GOAL OF THE EXERCISE:
Count the lines in the data below that contain the string "Pump". Reply with the number only.

══ SUPPLIED MATERIAL

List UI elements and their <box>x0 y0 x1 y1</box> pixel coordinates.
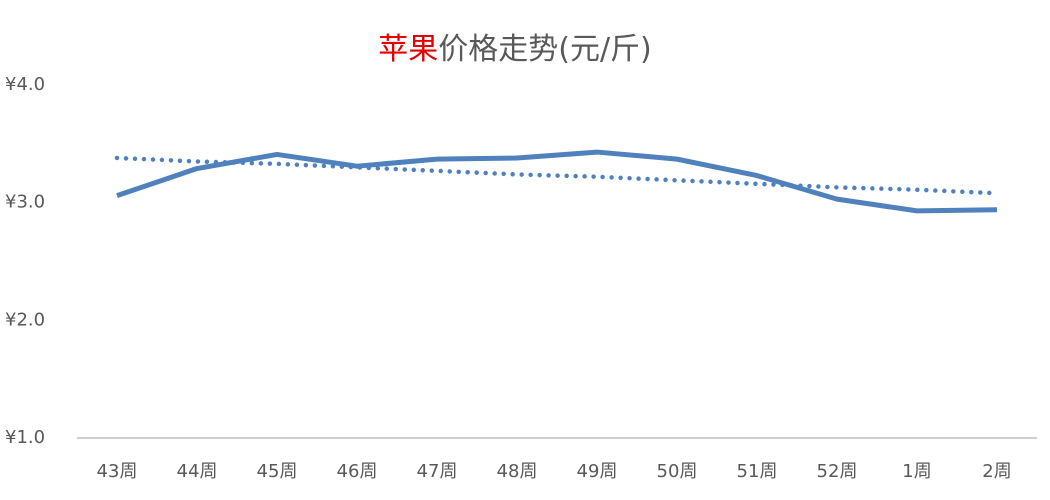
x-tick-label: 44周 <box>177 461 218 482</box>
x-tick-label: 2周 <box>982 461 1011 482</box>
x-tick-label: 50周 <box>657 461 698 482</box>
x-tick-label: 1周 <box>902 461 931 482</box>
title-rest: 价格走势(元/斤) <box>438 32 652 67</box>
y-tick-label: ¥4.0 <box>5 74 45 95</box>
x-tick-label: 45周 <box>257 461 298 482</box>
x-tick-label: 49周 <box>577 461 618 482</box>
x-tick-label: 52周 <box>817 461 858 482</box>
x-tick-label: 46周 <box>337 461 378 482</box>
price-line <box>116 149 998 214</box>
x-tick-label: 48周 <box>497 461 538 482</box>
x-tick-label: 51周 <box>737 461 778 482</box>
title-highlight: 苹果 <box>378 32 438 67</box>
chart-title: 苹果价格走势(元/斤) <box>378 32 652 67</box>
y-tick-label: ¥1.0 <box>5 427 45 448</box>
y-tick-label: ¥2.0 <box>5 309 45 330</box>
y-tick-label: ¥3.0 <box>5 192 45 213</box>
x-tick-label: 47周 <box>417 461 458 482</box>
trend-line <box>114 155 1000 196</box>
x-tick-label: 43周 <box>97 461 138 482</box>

════
══ SUPPLIED MATERIAL

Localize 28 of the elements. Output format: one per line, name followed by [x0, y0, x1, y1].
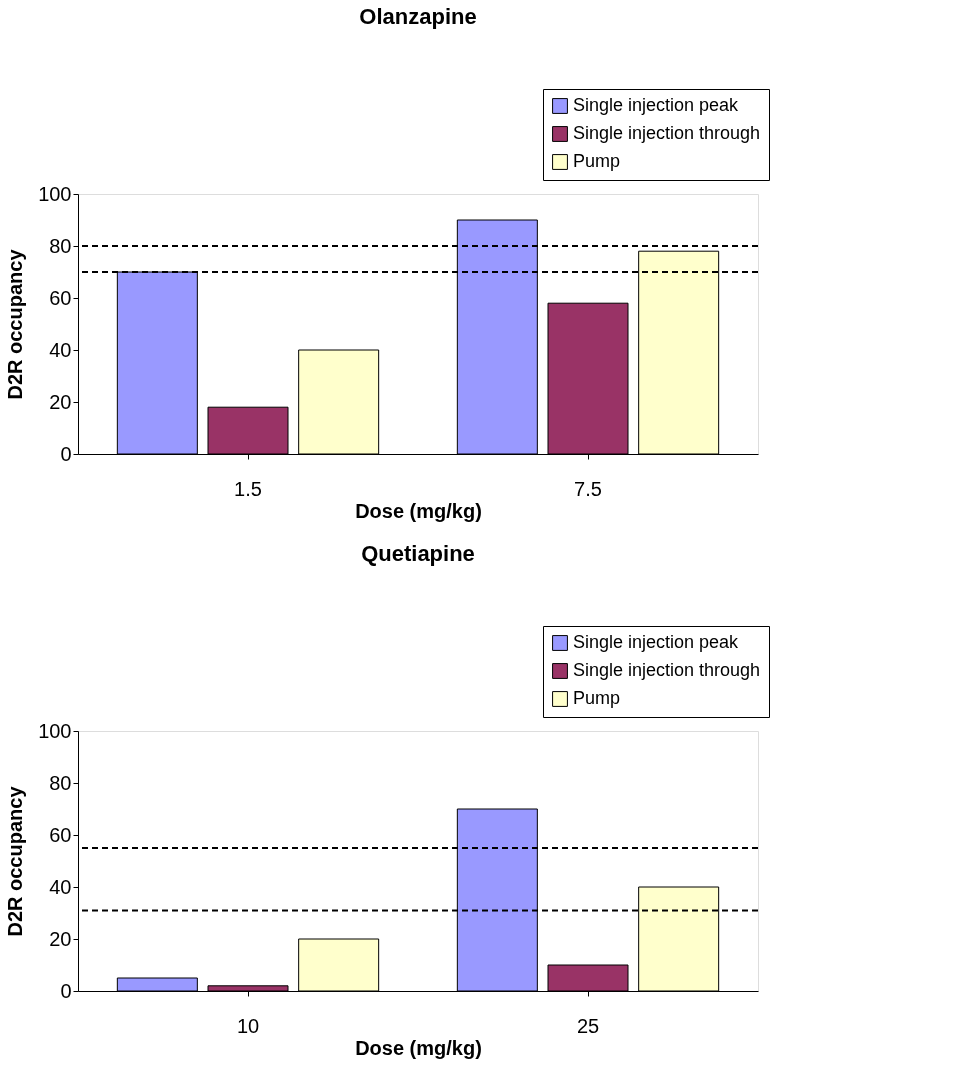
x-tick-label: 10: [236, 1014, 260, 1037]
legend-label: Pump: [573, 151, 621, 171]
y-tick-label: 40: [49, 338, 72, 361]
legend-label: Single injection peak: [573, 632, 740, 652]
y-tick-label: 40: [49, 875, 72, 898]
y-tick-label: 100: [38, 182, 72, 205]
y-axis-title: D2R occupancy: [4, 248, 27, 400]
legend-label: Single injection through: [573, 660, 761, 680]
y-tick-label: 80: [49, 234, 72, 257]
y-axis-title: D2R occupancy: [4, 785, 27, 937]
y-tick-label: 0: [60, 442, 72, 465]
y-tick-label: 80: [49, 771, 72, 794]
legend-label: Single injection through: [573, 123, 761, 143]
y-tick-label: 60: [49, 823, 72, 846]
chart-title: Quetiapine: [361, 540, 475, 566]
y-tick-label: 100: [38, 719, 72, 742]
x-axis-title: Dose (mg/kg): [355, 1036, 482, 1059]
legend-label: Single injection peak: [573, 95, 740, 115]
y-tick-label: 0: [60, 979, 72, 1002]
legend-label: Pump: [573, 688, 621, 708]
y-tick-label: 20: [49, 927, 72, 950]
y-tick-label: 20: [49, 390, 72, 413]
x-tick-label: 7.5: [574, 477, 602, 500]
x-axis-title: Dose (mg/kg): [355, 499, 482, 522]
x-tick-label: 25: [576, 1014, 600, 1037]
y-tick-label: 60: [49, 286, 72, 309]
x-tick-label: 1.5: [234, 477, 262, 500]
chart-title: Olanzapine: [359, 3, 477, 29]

════

RESULT OF THE TASK:
2